_Exercise goal:_ In the material below, list every line carrying the string "return".

>>>

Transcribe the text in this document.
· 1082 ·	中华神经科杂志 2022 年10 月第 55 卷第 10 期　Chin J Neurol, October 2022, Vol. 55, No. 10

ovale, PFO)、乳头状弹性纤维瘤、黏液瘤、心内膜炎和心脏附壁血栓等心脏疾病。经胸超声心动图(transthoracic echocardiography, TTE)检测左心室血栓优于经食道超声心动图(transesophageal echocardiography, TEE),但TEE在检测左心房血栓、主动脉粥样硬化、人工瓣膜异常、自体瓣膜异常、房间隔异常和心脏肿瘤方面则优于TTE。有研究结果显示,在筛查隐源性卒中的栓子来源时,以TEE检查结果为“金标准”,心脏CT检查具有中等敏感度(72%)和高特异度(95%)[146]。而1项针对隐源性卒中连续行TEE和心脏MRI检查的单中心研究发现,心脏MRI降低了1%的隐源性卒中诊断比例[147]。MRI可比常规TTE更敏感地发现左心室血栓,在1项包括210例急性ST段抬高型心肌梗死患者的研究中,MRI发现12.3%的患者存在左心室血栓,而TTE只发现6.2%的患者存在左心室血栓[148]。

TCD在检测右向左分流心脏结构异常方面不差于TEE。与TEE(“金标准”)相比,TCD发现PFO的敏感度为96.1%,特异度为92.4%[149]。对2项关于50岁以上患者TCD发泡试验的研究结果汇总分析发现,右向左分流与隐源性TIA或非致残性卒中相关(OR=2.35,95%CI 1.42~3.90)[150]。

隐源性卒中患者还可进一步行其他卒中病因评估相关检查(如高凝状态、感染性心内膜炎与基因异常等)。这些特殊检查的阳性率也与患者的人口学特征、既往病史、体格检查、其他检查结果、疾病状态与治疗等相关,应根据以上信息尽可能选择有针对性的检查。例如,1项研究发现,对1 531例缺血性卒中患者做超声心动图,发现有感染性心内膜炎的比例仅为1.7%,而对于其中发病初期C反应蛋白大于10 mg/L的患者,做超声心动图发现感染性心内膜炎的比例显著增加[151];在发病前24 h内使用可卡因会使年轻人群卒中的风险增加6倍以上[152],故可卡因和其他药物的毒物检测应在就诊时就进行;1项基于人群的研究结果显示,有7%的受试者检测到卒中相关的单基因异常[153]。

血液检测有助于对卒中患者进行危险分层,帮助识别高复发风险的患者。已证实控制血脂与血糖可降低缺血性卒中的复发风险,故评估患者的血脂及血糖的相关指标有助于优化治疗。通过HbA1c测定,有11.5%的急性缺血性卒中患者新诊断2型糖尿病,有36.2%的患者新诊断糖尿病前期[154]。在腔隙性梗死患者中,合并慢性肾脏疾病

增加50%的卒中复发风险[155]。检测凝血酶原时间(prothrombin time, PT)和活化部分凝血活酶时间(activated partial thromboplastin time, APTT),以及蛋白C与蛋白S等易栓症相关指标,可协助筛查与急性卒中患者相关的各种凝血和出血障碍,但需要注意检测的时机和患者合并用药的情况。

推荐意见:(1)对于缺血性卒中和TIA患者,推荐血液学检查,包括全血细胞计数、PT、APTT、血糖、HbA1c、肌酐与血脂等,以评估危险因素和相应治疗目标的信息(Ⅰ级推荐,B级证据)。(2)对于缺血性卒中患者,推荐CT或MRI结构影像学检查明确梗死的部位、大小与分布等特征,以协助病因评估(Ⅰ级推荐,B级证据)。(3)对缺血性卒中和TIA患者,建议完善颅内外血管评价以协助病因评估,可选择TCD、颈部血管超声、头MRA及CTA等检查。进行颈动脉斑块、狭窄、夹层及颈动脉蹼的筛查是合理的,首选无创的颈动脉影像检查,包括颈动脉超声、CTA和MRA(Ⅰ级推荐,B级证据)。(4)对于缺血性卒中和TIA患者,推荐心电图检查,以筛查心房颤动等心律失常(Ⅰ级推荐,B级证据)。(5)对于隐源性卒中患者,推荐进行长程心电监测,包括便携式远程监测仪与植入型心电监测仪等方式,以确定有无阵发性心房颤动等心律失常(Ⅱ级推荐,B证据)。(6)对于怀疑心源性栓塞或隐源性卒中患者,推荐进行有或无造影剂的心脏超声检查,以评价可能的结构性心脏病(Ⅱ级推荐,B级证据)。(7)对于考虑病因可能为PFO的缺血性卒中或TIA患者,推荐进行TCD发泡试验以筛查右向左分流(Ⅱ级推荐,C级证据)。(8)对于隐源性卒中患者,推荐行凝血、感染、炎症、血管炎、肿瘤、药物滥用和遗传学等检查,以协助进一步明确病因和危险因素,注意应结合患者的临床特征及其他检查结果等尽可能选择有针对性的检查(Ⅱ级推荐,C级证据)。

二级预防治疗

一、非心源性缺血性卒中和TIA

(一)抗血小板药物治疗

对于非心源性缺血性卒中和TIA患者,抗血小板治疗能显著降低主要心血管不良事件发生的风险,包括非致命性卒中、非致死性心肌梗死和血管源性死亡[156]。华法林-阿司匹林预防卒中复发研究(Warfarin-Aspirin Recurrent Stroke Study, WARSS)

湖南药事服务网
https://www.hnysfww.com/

<<<
>>>

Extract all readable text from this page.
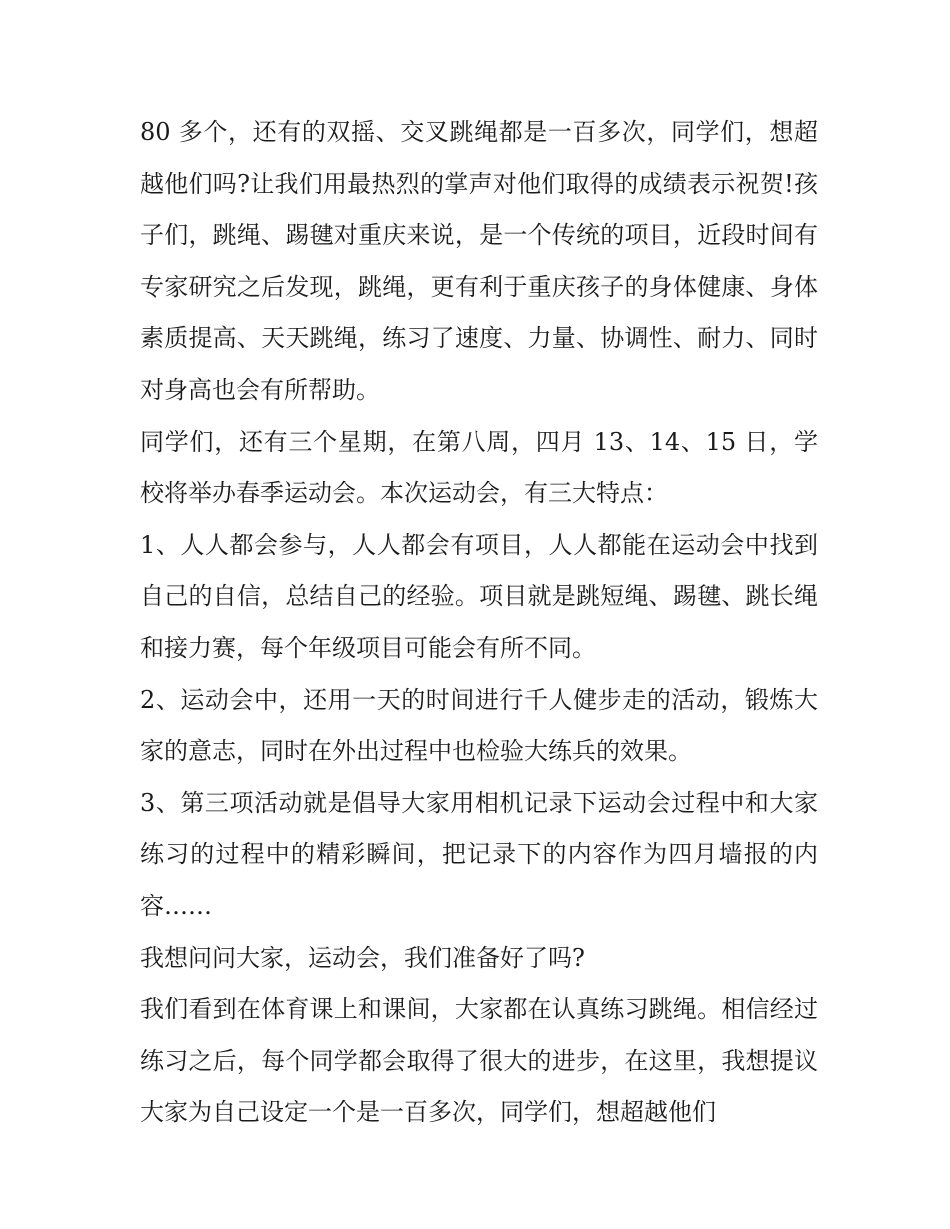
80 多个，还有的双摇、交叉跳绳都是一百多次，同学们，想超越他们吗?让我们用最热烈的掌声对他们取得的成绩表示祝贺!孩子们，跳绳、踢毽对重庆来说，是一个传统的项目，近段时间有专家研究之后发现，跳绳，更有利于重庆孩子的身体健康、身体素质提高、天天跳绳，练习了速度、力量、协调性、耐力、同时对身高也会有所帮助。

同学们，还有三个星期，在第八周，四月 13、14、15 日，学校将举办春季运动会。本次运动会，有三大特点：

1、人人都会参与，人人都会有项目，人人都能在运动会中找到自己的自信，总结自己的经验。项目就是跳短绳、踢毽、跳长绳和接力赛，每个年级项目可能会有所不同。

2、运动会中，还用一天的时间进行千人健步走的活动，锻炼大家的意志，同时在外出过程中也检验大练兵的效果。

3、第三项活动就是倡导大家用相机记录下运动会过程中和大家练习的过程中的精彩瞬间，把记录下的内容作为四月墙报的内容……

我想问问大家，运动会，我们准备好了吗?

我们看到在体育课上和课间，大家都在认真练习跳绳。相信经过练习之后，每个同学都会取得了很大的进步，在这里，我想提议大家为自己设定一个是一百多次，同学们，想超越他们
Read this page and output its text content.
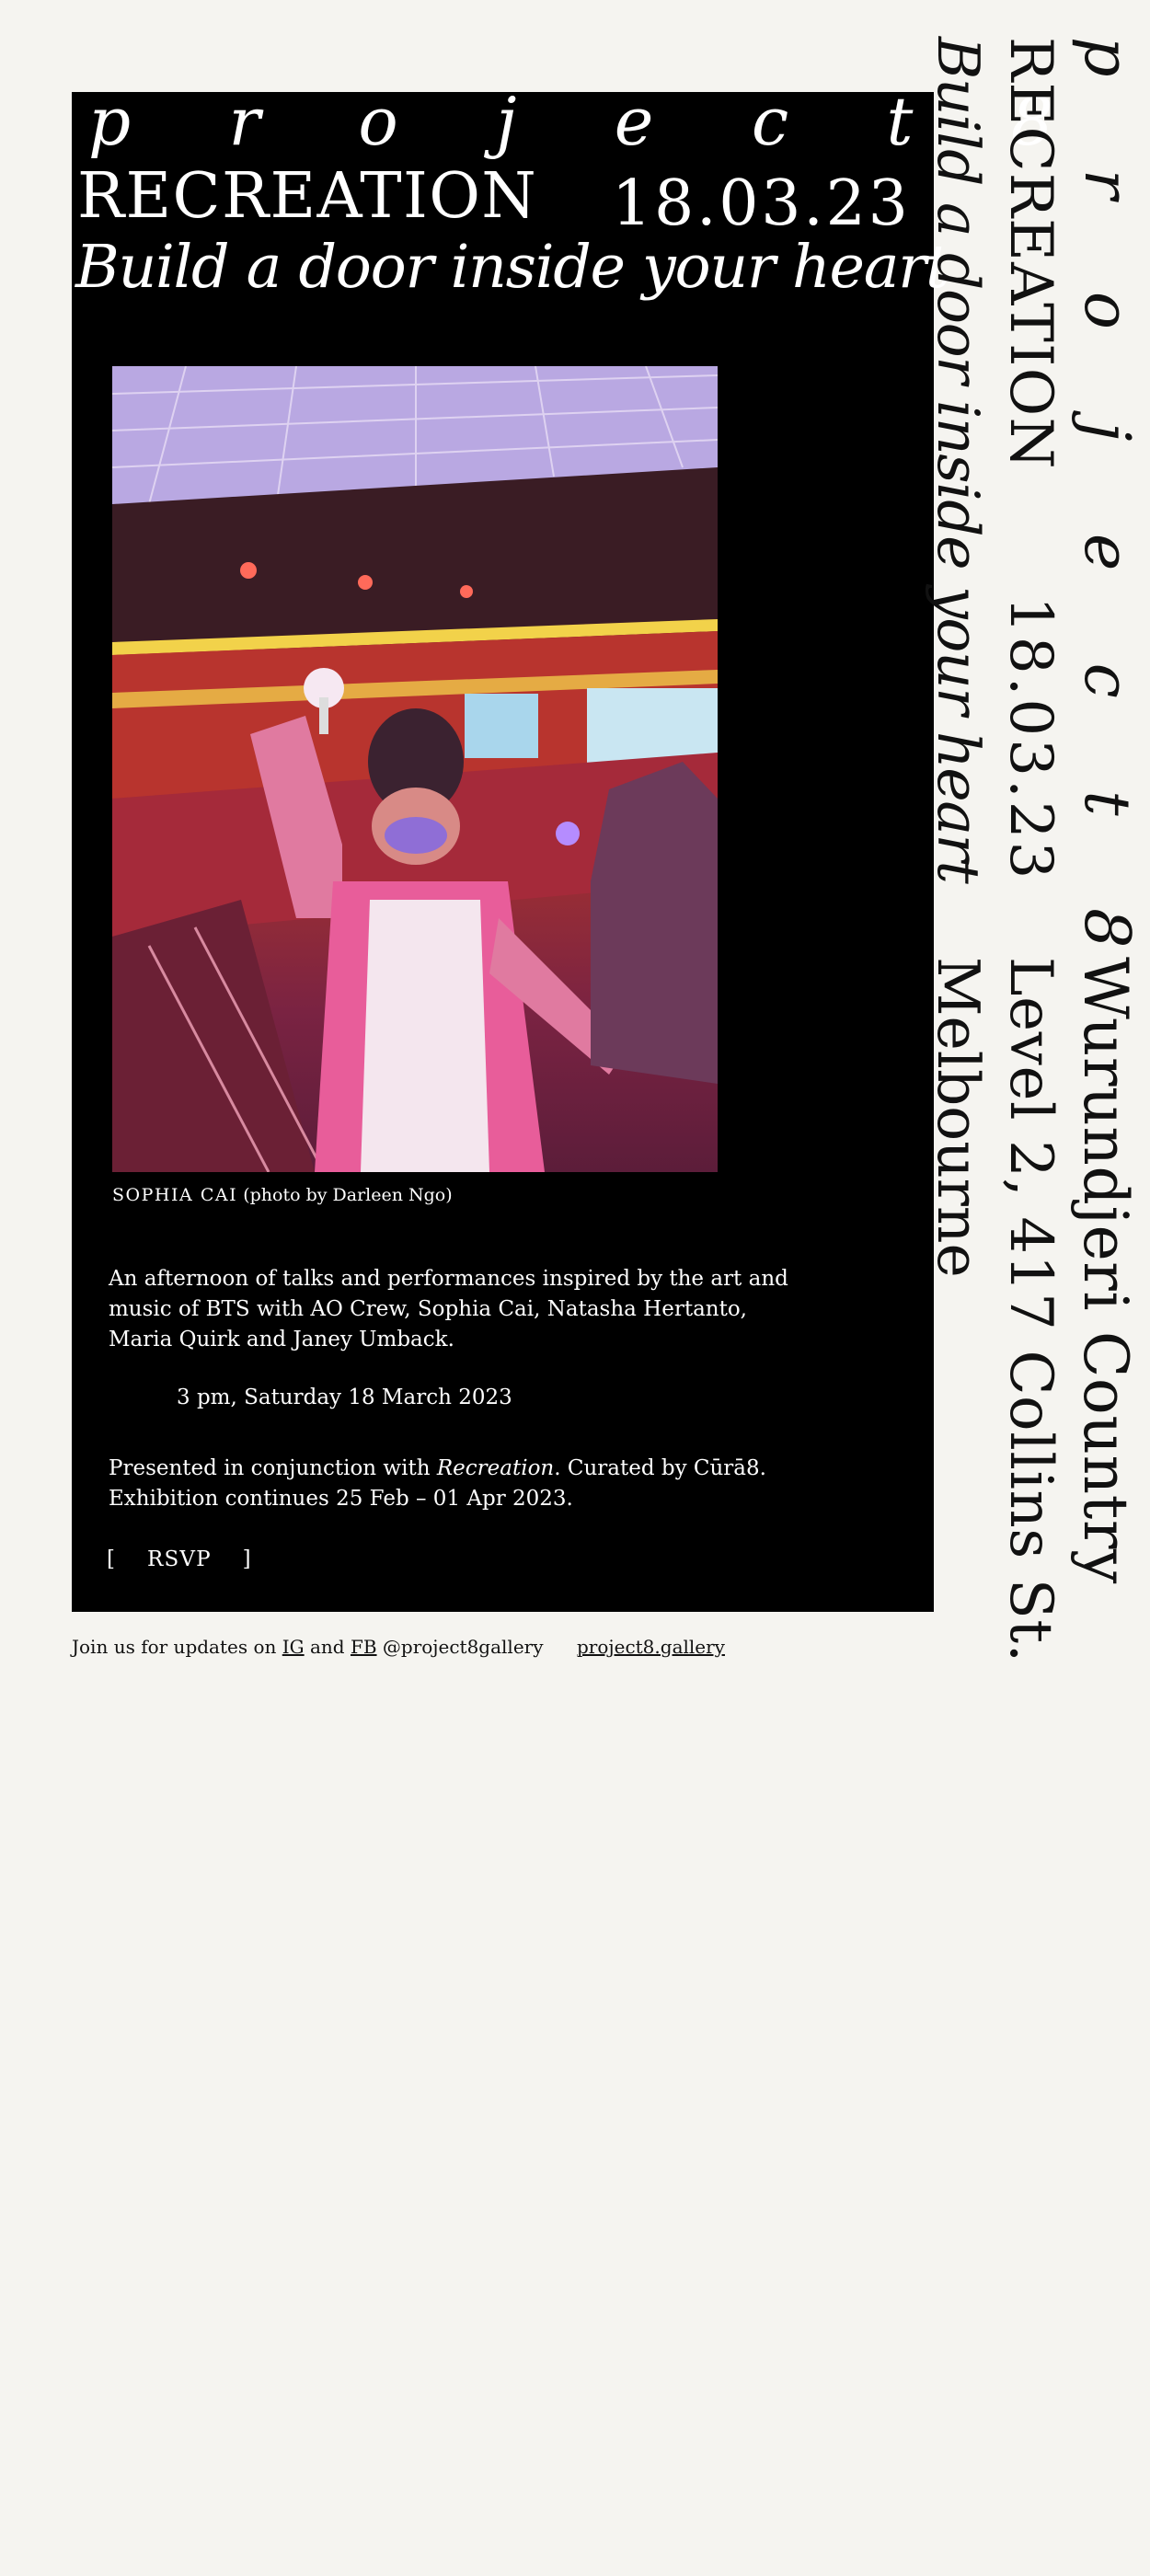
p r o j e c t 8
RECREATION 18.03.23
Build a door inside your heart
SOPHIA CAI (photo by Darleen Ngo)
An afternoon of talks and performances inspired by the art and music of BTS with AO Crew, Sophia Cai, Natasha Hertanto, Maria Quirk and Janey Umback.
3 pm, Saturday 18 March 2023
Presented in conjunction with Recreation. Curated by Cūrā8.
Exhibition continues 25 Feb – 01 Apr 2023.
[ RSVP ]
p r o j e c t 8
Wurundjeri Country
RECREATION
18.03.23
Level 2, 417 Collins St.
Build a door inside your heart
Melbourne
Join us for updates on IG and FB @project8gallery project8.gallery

<<<
>>>

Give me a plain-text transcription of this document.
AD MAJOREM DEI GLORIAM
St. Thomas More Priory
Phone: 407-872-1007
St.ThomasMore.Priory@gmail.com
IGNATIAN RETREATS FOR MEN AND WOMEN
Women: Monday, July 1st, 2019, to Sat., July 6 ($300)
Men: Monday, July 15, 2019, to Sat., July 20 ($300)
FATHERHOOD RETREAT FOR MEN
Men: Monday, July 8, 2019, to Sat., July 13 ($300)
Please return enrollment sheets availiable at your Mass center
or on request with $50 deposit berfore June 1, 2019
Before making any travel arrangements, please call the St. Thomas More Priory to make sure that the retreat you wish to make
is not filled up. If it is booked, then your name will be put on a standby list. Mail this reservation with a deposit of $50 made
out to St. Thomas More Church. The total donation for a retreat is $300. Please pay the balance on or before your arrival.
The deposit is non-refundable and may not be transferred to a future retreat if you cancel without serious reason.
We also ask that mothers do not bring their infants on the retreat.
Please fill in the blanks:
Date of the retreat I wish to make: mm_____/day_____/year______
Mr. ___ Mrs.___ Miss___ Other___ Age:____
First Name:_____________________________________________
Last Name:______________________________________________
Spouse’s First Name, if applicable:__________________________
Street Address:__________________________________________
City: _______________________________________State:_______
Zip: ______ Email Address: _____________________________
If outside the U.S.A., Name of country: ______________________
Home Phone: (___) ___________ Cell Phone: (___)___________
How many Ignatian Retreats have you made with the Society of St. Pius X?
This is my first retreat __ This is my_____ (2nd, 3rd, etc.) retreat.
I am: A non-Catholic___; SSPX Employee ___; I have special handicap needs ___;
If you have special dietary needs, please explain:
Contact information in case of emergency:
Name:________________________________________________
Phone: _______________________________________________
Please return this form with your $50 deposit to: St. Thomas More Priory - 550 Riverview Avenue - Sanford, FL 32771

<<<

_Result:_
Please return enrollment sheets availiable at your Mass center
Please return this form with your $50 deposit to: St. Thomas More Priory - 550 Riverview Avenue - Sanford, FL 32771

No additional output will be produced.